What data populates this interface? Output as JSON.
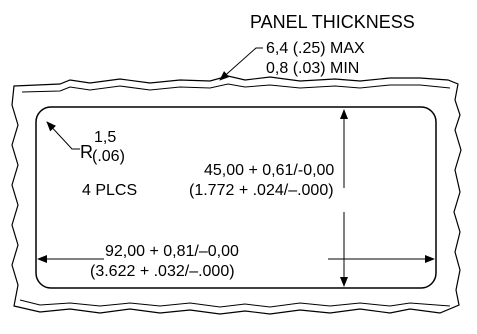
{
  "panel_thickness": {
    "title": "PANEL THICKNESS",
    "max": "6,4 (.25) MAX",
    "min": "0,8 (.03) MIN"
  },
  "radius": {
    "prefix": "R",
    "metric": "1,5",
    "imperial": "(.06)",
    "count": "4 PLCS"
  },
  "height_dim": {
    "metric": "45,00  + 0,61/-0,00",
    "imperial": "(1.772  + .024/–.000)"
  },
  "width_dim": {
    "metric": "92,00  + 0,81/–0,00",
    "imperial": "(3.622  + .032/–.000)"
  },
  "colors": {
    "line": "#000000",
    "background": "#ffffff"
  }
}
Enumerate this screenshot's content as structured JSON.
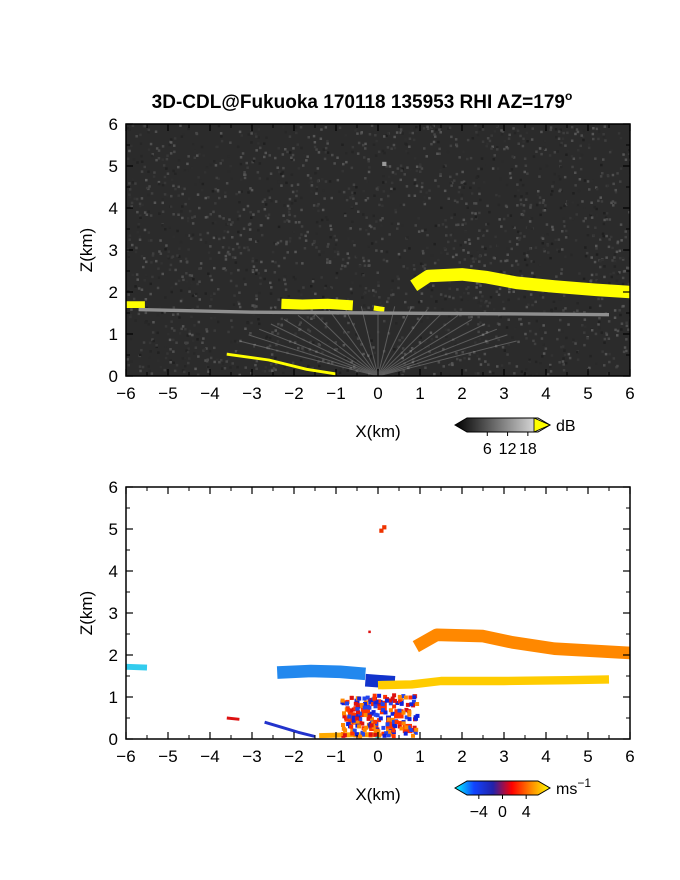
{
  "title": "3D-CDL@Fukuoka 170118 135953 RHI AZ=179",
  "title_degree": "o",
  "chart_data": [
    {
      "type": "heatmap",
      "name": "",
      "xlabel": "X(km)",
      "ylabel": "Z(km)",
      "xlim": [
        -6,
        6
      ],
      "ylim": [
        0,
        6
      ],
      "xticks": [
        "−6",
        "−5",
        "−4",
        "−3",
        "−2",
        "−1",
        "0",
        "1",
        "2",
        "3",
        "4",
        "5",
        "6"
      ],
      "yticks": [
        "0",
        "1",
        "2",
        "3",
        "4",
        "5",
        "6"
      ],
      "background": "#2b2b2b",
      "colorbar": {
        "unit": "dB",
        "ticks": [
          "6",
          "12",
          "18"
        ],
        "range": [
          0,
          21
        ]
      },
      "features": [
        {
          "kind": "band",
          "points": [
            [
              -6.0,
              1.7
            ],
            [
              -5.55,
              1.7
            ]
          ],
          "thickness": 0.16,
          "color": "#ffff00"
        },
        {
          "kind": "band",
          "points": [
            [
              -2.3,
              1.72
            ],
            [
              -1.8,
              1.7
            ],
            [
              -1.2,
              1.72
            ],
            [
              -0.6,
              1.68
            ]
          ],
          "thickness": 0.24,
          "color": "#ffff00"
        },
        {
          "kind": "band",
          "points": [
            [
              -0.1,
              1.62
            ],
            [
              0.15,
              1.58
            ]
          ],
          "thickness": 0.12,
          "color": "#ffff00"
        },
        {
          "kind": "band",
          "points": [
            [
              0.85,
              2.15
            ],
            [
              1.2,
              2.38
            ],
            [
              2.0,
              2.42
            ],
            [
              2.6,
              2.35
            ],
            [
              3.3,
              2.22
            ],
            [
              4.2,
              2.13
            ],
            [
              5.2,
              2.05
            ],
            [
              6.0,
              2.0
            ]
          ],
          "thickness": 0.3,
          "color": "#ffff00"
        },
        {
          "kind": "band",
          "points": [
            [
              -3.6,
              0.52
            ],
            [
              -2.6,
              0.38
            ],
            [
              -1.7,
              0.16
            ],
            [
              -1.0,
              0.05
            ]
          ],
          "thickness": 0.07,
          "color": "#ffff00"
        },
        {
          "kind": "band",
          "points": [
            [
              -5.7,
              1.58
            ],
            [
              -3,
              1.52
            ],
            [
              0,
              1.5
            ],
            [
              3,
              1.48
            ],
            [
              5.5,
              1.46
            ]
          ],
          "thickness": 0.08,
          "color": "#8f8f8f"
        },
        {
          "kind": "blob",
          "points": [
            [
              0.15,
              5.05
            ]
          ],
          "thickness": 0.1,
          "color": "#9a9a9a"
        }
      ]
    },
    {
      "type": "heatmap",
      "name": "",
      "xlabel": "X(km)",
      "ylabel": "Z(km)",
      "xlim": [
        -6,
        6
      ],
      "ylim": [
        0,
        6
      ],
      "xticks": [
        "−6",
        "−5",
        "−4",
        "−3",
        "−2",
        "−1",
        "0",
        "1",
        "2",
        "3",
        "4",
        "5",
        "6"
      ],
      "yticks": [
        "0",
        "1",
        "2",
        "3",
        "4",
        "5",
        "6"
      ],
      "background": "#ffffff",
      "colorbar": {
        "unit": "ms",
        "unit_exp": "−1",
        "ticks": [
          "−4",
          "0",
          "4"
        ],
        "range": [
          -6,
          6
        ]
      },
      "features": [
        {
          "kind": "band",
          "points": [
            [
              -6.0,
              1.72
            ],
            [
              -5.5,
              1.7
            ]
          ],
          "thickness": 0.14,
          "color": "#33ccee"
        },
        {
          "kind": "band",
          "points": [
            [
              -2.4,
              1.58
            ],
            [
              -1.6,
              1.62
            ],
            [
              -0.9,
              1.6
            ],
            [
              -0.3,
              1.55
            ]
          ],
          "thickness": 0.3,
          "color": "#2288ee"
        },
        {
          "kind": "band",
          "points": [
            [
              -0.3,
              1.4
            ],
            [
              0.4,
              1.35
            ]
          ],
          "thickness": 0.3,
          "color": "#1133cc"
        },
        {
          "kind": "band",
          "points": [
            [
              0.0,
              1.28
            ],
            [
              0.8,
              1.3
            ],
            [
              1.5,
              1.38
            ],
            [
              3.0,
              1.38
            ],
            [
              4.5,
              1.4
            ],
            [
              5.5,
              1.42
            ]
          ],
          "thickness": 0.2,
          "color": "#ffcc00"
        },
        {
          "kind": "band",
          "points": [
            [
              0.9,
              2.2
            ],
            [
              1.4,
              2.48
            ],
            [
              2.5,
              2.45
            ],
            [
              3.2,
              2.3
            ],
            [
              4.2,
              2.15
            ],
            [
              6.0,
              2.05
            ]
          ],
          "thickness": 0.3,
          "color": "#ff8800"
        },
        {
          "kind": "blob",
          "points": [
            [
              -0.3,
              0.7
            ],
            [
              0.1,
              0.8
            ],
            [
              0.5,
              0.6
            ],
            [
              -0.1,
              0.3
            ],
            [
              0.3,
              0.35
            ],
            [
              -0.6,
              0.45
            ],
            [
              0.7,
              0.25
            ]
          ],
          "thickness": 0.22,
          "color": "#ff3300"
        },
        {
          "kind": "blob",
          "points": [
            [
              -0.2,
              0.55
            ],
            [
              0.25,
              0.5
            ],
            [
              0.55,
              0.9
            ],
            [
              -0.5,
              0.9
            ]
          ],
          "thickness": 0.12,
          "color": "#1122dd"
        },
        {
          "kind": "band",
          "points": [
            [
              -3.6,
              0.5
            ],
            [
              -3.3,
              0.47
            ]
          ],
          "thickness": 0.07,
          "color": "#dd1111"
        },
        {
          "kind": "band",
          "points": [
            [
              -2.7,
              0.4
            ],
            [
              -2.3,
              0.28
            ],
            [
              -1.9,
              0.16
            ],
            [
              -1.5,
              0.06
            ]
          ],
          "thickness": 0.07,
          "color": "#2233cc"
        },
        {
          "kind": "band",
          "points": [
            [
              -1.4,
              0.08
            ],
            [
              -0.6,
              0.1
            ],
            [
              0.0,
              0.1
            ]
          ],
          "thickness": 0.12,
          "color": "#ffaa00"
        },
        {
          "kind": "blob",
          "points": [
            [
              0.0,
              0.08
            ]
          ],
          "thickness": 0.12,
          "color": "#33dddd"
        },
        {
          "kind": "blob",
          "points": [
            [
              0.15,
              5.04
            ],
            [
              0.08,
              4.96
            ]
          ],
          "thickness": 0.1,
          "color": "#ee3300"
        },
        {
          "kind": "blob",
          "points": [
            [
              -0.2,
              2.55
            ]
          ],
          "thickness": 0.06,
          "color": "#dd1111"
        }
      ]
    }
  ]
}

THE EXERCISE:
Take the listing above and print it exactly, apart from the pictures.

TASK RESPONSE:
What data populates this interface? Output as JSON.
{
  "panel_thickness": {
    "title": "PANEL THICKNESS",
    "max": "6,4 (.25) MAX",
    "min": "0,8 (.03) MIN"
  },
  "radius": {
    "prefix": "R",
    "metric": "1,5",
    "imperial": "(.06)",
    "count": "4 PLCS"
  },
  "height_dim": {
    "metric": "45,00  + 0,61/-0,00",
    "imperial": "(1.772  + .024/–.000)"
  },
  "width_dim": {
    "metric": "92,00  + 0,81/–0,00",
    "imperial": "(3.622  + .032/–.000)"
  },
  "colors": {
    "line": "#000000",
    "background": "#ffffff"
  }
}
Enumerate this screenshot's content as structured JSON.
{
  "title": "3D-CDL@Fukuoka 170118 135953 RHI AZ=179",
  "title_degree": "o",
  "chart_data": [
    {
      "type": "heatmap",
      "name": "",
      "xlabel": "X(km)",
      "ylabel": "Z(km)",
      "xlim": [
        -6,
        6
      ],
      "ylim": [
        0,
        6
      ],
      "xticks": [
        "−6",
        "−5",
        "−4",
        "−3",
        "−2",
        "−1",
        "0",
        "1",
        "2",
        "3",
        "4",
        "5",
        "6"
      ],
      "yticks": [
        "0",
        "1",
        "2",
        "3",
        "4",
        "5",
        "6"
      ],
      "background": "#2b2b2b",
      "colorbar": {
        "unit": "dB",
        "ticks": [
          "6",
          "12",
          "18"
        ],
        "range": [
          0,
          21
        ]
      },
      "features": [
        {
          "kind": "band",
          "points": [
            [
              -6.0,
              1.7
            ],
            [
              -5.55,
              1.7
            ]
          ],
          "thickness": 0.16,
          "color": "#ffff00"
        },
        {
          "kind": "band",
          "points": [
            [
              -2.3,
              1.72
            ],
            [
              -1.8,
              1.7
            ],
            [
              -1.2,
              1.72
            ],
            [
              -0.6,
              1.68
            ]
          ],
          "thickness": 0.24,
          "color": "#ffff00"
        },
        {
          "kind": "band",
          "points": [
            [
              -0.1,
              1.62
            ],
            [
              0.15,
              1.58
            ]
          ],
          "thickness": 0.12,
          "color": "#ffff00"
        },
        {
          "kind": "band",
          "points": [
            [
              0.85,
              2.15
            ],
            [
              1.2,
              2.38
            ],
            [
              2.0,
              2.42
            ],
            [
              2.6,
              2.35
            ],
            [
              3.3,
              2.22
            ],
            [
              4.2,
              2.13
            ],
            [
              5.2,
              2.05
            ],
            [
              6.0,
              2.0
            ]
          ],
          "thickness": 0.3,
          "color": "#ffff00"
        },
        {
          "kind": "band",
          "points": [
            [
              -3.6,
              0.52
            ],
            [
              -2.6,
              0.38
            ],
            [
              -1.7,
              0.16
            ],
            [
              -1.0,
              0.05
            ]
          ],
          "thickness": 0.07,
          "color": "#ffff00"
        },
        {
          "kind": "band",
          "points": [
            [
              -5.7,
              1.58
            ],
            [
              -3,
              1.52
            ],
            [
              0,
              1.5
            ],
            [
              3,
              1.48
            ],
            [
              5.5,
              1.46
            ]
          ],
          "thickness": 0.08,
          "color": "#8f8f8f"
        },
        {
          "kind": "blob",
          "points": [
            [
              0.15,
              5.05
            ]
          ],
          "thickness": 0.1,
          "color": "#9a9a9a"
        }
      ]
    },
    {
      "type": "heatmap",
      "name": "",
      "xlabel": "X(km)",
      "ylabel": "Z(km)",
      "xlim": [
        -6,
        6
      ],
      "ylim": [
        0,
        6
      ],
      "xticks": [
        "−6",
        "−5",
        "−4",
        "−3",
        "−2",
        "−1",
        "0",
        "1",
        "2",
        "3",
        "4",
        "5",
        "6"
      ],
      "yticks": [
        "0",
        "1",
        "2",
        "3",
        "4",
        "5",
        "6"
      ],
      "background": "#ffffff",
      "colorbar": {
        "unit": "ms",
        "unit_exp": "−1",
        "ticks": [
          "−4",
          "0",
          "4"
        ],
        "range": [
          -6,
          6
        ]
      },
      "features": [
        {
          "kind": "band",
          "points": [
            [
              -6.0,
              1.72
            ],
            [
              -5.5,
              1.7
            ]
          ],
          "thickness": 0.14,
          "color": "#33ccee"
        },
        {
          "kind": "band",
          "points": [
            [
              -2.4,
              1.58
            ],
            [
              -1.6,
              1.62
            ],
            [
              -0.9,
              1.6
            ],
            [
              -0.3,
              1.55
            ]
          ],
          "thickness": 0.3,
          "color": "#2288ee"
        },
        {
          "kind": "band",
          "points": [
            [
              -0.3,
              1.4
            ],
            [
              0.4,
              1.35
            ]
          ],
          "thickness": 0.3,
          "color": "#1133cc"
        },
        {
          "kind": "band",
          "points": [
            [
              0.0,
              1.28
            ],
            [
              0.8,
              1.3
            ],
            [
              1.5,
              1.38
            ],
            [
              3.0,
              1.38
            ],
            [
              4.5,
              1.4
            ],
            [
              5.5,
              1.42
            ]
          ],
          "thickness": 0.2,
          "color": "#ffcc00"
        },
        {
          "kind": "band",
          "points": [
            [
              0.9,
              2.2
            ],
            [
              1.4,
              2.48
            ],
            [
              2.5,
              2.45
            ],
            [
              3.2,
              2.3
            ],
            [
              4.2,
              2.15
            ],
            [
              6.0,
              2.05
            ]
          ],
          "thickness": 0.3,
          "color": "#ff8800"
        },
        {
          "kind": "blob",
          "points": [
            [
              -0.3,
              0.7
            ],
            [
              0.1,
              0.8
            ],
            [
              0.5,
              0.6
            ],
            [
              -0.1,
              0.3
            ],
            [
              0.3,
              0.35
            ],
            [
              -0.6,
              0.45
            ],
            [
              0.7,
              0.25
            ]
          ],
          "thickness": 0.22,
          "color": "#ff3300"
        },
        {
          "kind": "blob",
          "points": [
            [
              -0.2,
              0.55
            ],
            [
              0.25,
              0.5
            ],
            [
              0.55,
              0.9
            ],
            [
              -0.5,
              0.9
            ]
          ],
          "thickness": 0.12,
          "color": "#1122dd"
        },
        {
          "kind": "band",
          "points": [
            [
              -3.6,
              0.5
            ],
            [
              -3.3,
              0.47
            ]
          ],
          "thickness": 0.07,
          "color": "#dd1111"
        },
        {
          "kind": "band",
          "points": [
            [
              -2.7,
              0.4
            ],
            [
              -2.3,
              0.28
            ],
            [
              -1.9,
              0.16
            ],
            [
              -1.5,
              0.06
            ]
          ],
          "thickness": 0.07,
          "color": "#2233cc"
        },
        {
          "kind": "band",
          "points": [
            [
              -1.4,
              0.08
            ],
            [
              -0.6,
              0.1
            ],
            [
              0.0,
              0.1
            ]
          ],
          "thickness": 0.12,
          "color": "#ffaa00"
        },
        {
          "kind": "blob",
          "points": [
            [
              0.0,
              0.08
            ]
          ],
          "thickness": 0.12,
          "color": "#33dddd"
        },
        {
          "kind": "blob",
          "points": [
            [
              0.15,
              5.04
            ],
            [
              0.08,
              4.96
            ]
          ],
          "thickness": 0.1,
          "color": "#ee3300"
        },
        {
          "kind": "blob",
          "points": [
            [
              -0.2,
              2.55
            ]
          ],
          "thickness": 0.06,
          "color": "#dd1111"
        }
      ]
    }
  ]
}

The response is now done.